____ Record list

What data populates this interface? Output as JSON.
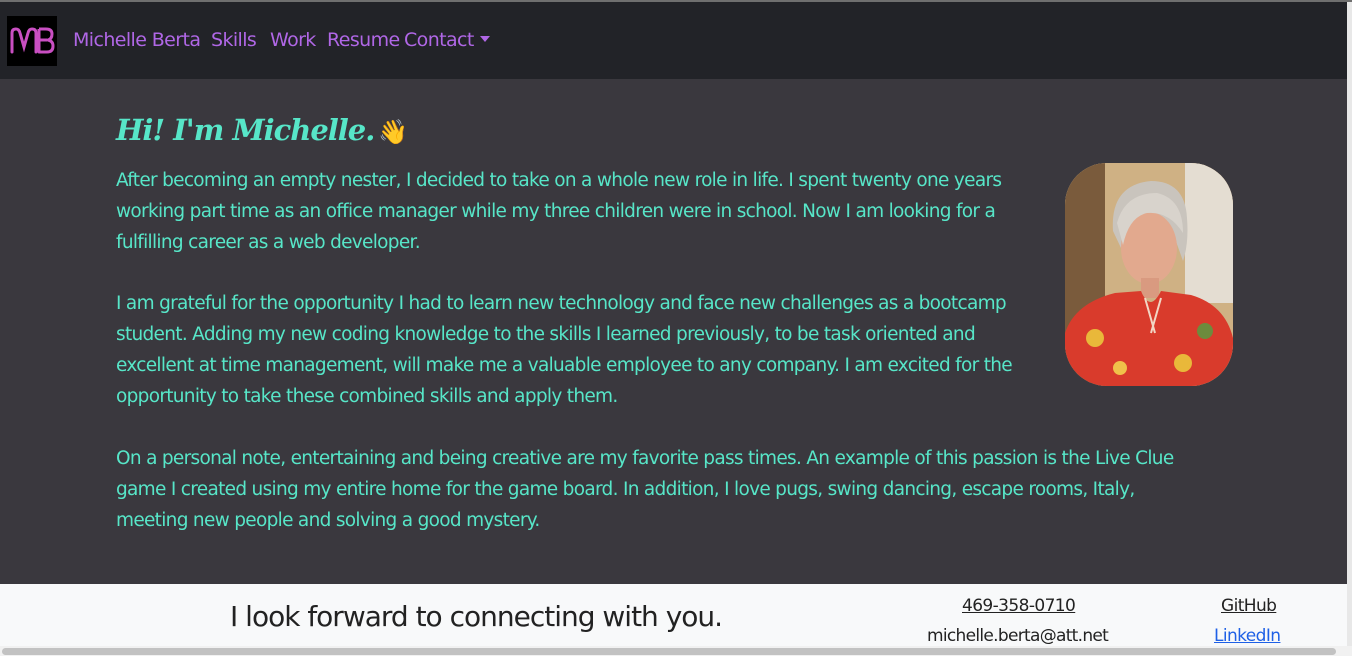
{
  "navbar": {
    "logo_text": "MB",
    "brand": "Michelle Berta",
    "links": [
      "Skills",
      "Work",
      "Resume",
      "Contact"
    ],
    "colors": {
      "link": "#b067e6",
      "background": "#222328"
    }
  },
  "about": {
    "greeting": "Hi! I'm Michelle.",
    "greeting_emoji": "👋",
    "paragraphs": [
      "After becoming an empty nester, I decided to take on a whole new role in life. I spent twenty one years working part time as an office manager while my three children were in school. Now I am looking for a fulfilling career as a web developer.",
      "I am grateful for the opportunity I had to learn new technology and face new challenges as a bootcamp student. Adding my new coding knowledge to the skills I learned previously, to be task oriented and excellent at time management, will make me a valuable employee to any company. I am excited for the opportunity to take these combined skills and apply them.",
      "On a personal note, entertaining and being creative are my favorite pass times. An example of this passion is the Live Clue game I created using my entire home for the game board. In addition, I love pugs, swing dancing, escape rooms, Italy, meeting new people and solving a good mystery."
    ],
    "colors": {
      "text": "#57e6c8",
      "background": "#3a383e"
    }
  },
  "footer": {
    "message": "I look forward to connecting with you.",
    "phone": "469-358-0710",
    "email": "michelle.berta@att.net",
    "github": "GitHub",
    "linkedin": "LinkedIn"
  }
}
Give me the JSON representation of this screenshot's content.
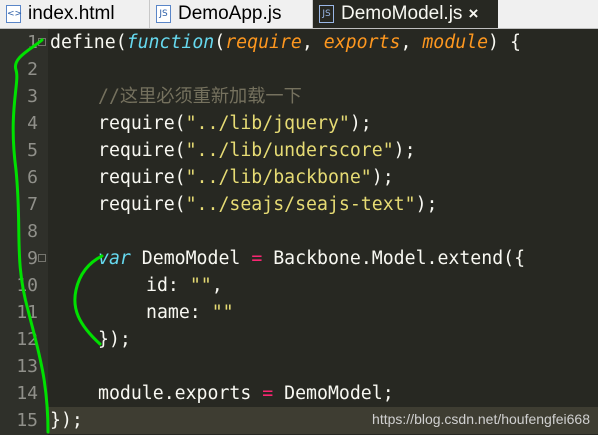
{
  "tabs": [
    {
      "label": "index.html",
      "icon": "html-file-icon",
      "icon_glyph": "<>",
      "active": false
    },
    {
      "label": "DemoApp.js",
      "icon": "js-file-icon",
      "icon_glyph": "JS",
      "active": false
    },
    {
      "label": "DemoModel.js",
      "icon": "js-file-icon",
      "icon_glyph": "JS",
      "active": true,
      "close_glyph": "×"
    }
  ],
  "line_numbers": [
    "1",
    "2",
    "3",
    "4",
    "5",
    "6",
    "7",
    "8",
    "9",
    "10",
    "11",
    "12",
    "13",
    "14",
    "15"
  ],
  "code": {
    "l1": {
      "t1": "define(",
      "t2": "function",
      "t3": "(",
      "t4": "require",
      "t5": ", ",
      "t6": "exports",
      "t7": ", ",
      "t8": "module",
      "t9": ") {"
    },
    "l3": {
      "comment": "//这里必须重新加载一下"
    },
    "l4": {
      "a": "require(",
      "b": "\"../lib/jquery\"",
      "c": ");"
    },
    "l5": {
      "a": "require(",
      "b": "\"../lib/underscore\"",
      "c": ");"
    },
    "l6": {
      "a": "require(",
      "b": "\"../lib/backbone\"",
      "c": ");"
    },
    "l7": {
      "a": "require(",
      "b": "\"../seajs/seajs-text\"",
      "c": ");"
    },
    "l9": {
      "a": "var",
      "b": " DemoModel ",
      "c": "=",
      "d": " Backbone.Model.extend({"
    },
    "l10": {
      "a": "id: ",
      "b": "\"\"",
      "c": ","
    },
    "l11": {
      "a": "name: ",
      "b": "\"\""
    },
    "l12": {
      "a": "});"
    },
    "l14": {
      "a": "module.exports ",
      "b": "=",
      "c": " DemoModel;"
    },
    "l15": {
      "a": "});"
    }
  },
  "colors": {
    "editor_bg": "#272822",
    "keyword": "#66d9ef",
    "param": "#fd971f",
    "string": "#e6db74",
    "comment": "#75715e",
    "operator": "#f92672",
    "annotation": "#00e000"
  },
  "watermark": "https://blog.csdn.net/houfengfei668"
}
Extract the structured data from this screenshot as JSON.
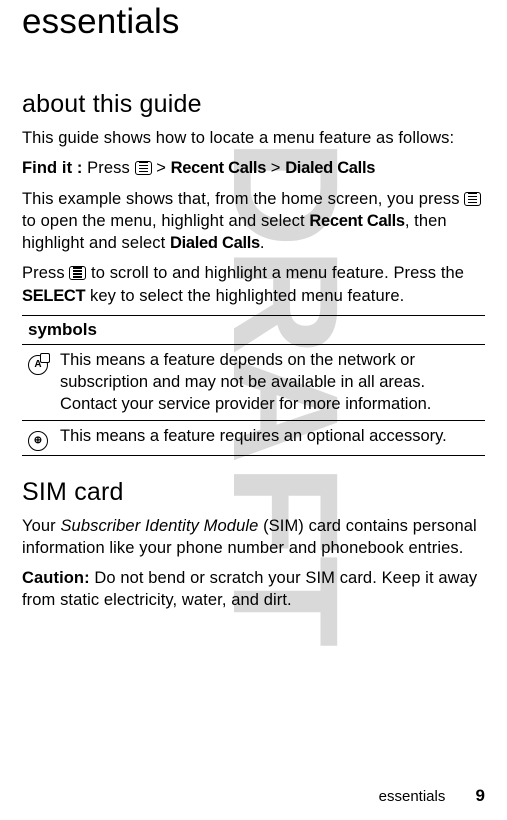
{
  "watermark": "DRAFT",
  "title": "essentials",
  "section1": {
    "heading": "about this guide",
    "p1": "This guide shows how to locate a menu feature as follows:",
    "findit_label": "Find it :",
    "findit_press": " Press ",
    "findit_gt1": " > ",
    "findit_recent": "Recent Calls",
    "findit_gt2": " > ",
    "findit_dialed": "Dialed Calls",
    "p2a": "This example shows that, from the home screen, you press ",
    "p2b": " to open the menu, highlight and select ",
    "p2_recent": "Recent Calls",
    "p2c": ", then highlight and select ",
    "p2_dialed": "Dialed Calls",
    "p2d": ".",
    "p3a": "Press ",
    "p3b": " to scroll to and highlight a menu feature. Press the ",
    "p3_select": "SELECT",
    "p3c": " key to select the highlighted menu feature."
  },
  "symbols_table": {
    "header": "symbols",
    "row1": "This means a feature depends on the network or subscription and may not be available in all areas. Contact your service provider for more information.",
    "row2": "This means a feature requires an optional accessory."
  },
  "section2": {
    "heading": "SIM card",
    "p1a": "Your ",
    "p1_em": "Subscriber Identity Module",
    "p1b": " (SIM) card contains personal information like your phone number and phonebook entries.",
    "p2_label": "Caution:",
    "p2": " Do not bend or scratch your SIM card. Keep it away from static electricity, water, and dirt."
  },
  "footer": {
    "label": "essentials",
    "page": "9"
  }
}
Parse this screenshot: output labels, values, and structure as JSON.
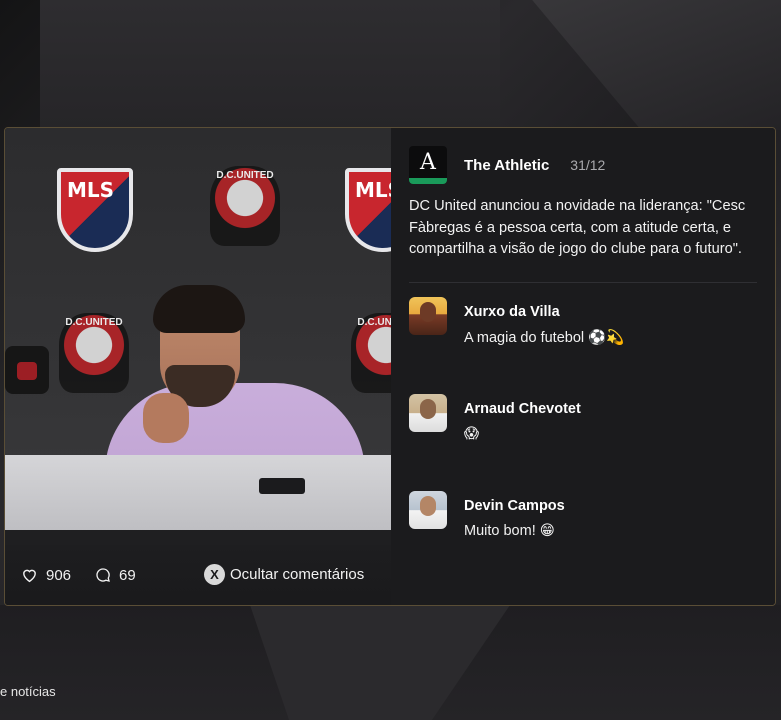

________

[Written problem]
Check each line in the listing above for the string "data", then report how many lines contain it, with no other text.

[Exercise answer]
2